## [Text provided]
This is because, at least so far, AI lacks the kind of generalized intelligence that allows us to move from task to task, to think in the abstract, to apply background knowledge, to use common sense, and to understand cause and effect. For all the hype around “machine learning,” AI systems continue to be, at a fundamental level, programs that do what their creators tell them to do. The human mind, in other words, is exceptional and unlike anything the world of computing has yet produced, although AI technologies are becoming more powerful and capable day by day. 

How Christians should view and use AI was the topic of our Breakpoint Forum back in February. Abdu Murray, a seasoned cultural and religious commentator, offered a helpful theological framing of AI: 

[T]his is spoken of in the Bible essentially as that sort of, for lack of a better application to it, that original sin where we take our God-given purpose, and we try to one-up God. Adam and Eve‘s sin was that they didn’t want to be with God; they wanted to be God. And in our current digital Garden, what we’re finding is that in creating and then bragging about a computer system that outdoes us and then renders us, for lack of a better word, obsolete, we brag about it because we are one-upping God. We are becoming almost super transcendent over the Transcendent One. And why I say this is not to scare us, but to give us comfort because there’s ancient wisdom in a book for our modern issues, and if we see that, then maybe we can see a way forward. If we see a book that explains the human condition as it actually is, maybe there’s a way out of this digital Garden without imbibing too much of the fruit.

## [Data]
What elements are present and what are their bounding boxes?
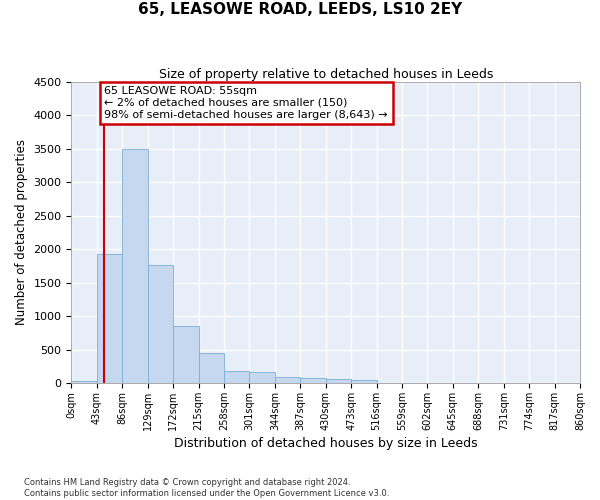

## [Exercise set]
A – Does each statement below agree with the text on how Christians should view AI? Answer yes or no for each, and quote the words of the text that decide it.
(i) AI systems are, at a fundamental level, programs that do what their creators tell them to do.
(ii) The Breakpoint Forum on how Christians should view and use AI was held in March.
(iii) Abdu Murray says he makes his point in order to scare listeners.
B – In the text on how Christians should view AI, what does Abdu Murray say was the sin of Adam and Eve?
C – Set down the part of the text on how Christians should view AI that opens with the words containing "This is because, at" and closes with "day by day.".

## [Answers below]
A –
(i) Yes: "AI systems continue to be, at a fundamental level, programs that do what their creators tell them to do."
(ii) No: "How Christians should view and use AI was the topic of our Breakpoint Forum back in February."
(iii) No: "And why I say this is not to scare us, but to give us comfort"

B – They didn't want to be with God; they wanted to be God.

C –
This is because, at least so far, AI lacks the kind of generalized intelligence that allows us to move from task to task, to think in the abstract, to apply background knowledge, to use common sense, and to understand cause and effect. For all the hype around “machine learning,” AI systems continue to be, at a fundamental level, programs that do what their creators tell them to do. The human mind, in other words, is exceptional and unlike anything the world of computing has yet produced, although AI technologies are becoming more powerful and capable day by day.